Records for this exercise
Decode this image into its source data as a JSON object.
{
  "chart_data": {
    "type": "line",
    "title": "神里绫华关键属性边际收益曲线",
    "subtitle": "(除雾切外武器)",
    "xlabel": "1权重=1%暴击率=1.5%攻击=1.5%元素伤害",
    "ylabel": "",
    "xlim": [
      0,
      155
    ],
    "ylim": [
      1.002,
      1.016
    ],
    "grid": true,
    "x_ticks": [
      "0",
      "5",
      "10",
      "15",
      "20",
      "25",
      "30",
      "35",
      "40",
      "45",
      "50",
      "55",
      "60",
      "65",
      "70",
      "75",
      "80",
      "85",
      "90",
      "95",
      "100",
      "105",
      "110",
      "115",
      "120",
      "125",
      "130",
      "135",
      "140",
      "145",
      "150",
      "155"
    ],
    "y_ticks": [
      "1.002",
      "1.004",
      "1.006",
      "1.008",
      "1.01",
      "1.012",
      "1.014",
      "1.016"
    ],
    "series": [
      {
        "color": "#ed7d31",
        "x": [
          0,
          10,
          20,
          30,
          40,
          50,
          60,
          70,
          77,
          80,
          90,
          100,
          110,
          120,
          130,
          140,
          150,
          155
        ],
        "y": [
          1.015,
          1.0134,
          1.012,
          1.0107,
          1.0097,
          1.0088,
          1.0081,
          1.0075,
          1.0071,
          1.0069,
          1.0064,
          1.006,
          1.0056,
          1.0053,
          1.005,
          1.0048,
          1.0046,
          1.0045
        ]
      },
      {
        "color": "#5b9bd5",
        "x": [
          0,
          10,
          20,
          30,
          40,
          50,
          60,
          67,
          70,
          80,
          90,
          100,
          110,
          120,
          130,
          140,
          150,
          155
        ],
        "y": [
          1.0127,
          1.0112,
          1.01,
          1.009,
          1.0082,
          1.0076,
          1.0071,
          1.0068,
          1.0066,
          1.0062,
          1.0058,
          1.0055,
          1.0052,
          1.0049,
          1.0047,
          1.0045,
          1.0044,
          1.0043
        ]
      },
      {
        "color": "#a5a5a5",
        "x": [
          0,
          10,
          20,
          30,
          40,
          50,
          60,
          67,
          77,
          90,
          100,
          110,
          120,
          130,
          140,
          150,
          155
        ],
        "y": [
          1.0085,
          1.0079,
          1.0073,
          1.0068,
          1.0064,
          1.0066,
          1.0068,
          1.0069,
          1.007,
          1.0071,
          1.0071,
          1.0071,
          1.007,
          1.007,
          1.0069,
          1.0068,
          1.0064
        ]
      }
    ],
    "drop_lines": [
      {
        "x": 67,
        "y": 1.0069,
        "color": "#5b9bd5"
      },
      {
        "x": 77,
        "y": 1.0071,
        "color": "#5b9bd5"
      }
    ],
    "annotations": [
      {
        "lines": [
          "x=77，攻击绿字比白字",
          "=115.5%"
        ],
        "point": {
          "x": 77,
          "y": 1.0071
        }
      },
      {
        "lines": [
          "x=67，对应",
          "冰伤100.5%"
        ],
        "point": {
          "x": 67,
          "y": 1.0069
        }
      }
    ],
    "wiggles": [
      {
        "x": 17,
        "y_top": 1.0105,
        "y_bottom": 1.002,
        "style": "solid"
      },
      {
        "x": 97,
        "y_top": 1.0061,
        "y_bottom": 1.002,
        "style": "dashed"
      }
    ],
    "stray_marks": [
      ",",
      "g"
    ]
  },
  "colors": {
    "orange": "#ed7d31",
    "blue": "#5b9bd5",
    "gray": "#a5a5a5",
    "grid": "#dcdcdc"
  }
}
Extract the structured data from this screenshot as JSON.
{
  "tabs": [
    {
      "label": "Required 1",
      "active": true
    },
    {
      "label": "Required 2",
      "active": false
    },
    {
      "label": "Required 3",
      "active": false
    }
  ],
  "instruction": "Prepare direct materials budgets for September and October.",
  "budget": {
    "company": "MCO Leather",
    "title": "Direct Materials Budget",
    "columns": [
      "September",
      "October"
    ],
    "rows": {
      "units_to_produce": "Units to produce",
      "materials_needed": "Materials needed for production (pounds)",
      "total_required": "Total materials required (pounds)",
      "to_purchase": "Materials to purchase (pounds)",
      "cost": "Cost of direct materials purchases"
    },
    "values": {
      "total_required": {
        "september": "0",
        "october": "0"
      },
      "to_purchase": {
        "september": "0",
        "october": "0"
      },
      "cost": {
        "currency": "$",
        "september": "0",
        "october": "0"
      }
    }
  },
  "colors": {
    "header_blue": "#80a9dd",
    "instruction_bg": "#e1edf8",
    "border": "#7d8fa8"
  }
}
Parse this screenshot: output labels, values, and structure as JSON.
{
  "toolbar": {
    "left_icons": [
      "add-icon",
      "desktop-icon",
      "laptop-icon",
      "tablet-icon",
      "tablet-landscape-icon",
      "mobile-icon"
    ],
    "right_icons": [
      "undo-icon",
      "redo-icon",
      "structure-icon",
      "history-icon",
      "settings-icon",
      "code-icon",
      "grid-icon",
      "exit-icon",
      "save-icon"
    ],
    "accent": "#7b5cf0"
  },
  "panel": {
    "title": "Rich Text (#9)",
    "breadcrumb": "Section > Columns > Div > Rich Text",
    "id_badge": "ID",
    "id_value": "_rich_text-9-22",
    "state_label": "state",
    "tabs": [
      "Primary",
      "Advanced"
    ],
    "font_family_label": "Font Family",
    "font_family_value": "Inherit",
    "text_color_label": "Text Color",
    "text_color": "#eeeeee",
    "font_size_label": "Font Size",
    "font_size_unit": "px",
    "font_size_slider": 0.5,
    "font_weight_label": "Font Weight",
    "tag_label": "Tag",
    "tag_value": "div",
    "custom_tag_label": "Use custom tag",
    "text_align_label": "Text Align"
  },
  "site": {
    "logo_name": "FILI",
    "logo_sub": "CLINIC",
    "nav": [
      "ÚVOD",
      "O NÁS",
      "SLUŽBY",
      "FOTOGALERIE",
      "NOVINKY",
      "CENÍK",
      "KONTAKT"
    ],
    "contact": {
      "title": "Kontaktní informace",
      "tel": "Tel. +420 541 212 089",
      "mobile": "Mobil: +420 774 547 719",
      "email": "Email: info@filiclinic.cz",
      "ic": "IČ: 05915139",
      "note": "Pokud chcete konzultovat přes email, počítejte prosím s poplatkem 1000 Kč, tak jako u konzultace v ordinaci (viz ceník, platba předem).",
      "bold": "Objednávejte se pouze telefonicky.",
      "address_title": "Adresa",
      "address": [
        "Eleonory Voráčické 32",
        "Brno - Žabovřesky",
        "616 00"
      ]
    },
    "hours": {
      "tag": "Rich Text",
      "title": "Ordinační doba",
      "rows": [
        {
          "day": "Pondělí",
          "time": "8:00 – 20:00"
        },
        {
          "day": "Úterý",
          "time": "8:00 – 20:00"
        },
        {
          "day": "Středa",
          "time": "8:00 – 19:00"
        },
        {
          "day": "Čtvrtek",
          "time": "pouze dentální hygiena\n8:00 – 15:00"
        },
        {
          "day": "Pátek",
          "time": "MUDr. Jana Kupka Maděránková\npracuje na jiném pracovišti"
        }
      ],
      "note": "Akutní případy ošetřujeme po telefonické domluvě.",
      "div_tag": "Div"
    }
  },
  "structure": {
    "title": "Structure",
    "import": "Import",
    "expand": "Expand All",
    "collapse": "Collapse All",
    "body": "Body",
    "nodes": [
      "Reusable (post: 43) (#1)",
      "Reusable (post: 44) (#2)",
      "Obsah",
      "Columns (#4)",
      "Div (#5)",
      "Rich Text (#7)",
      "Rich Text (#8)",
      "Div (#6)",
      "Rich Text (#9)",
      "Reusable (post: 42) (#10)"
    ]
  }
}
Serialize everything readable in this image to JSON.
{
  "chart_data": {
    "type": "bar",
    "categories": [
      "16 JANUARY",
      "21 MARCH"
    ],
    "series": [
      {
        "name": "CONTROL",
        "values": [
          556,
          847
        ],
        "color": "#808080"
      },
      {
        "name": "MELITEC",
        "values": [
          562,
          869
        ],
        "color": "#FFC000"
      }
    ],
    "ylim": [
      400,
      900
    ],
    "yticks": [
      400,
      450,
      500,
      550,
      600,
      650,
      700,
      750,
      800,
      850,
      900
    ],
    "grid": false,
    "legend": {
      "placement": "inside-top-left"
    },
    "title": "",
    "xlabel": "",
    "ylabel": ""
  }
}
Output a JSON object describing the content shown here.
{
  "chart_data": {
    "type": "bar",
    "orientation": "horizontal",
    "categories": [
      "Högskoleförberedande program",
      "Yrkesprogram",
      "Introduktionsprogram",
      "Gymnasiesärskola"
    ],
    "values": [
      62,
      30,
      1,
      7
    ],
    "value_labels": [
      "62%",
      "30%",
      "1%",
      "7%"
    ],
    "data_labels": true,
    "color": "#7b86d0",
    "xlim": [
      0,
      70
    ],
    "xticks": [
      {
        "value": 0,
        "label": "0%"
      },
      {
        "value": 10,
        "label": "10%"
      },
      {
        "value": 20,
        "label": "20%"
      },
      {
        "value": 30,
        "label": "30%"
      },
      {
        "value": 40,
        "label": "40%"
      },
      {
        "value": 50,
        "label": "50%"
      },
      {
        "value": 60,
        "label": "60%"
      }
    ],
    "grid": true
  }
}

Task brief
For the data above, state how many lines contain "cost"; the number is the whole answer.

Finished answer
2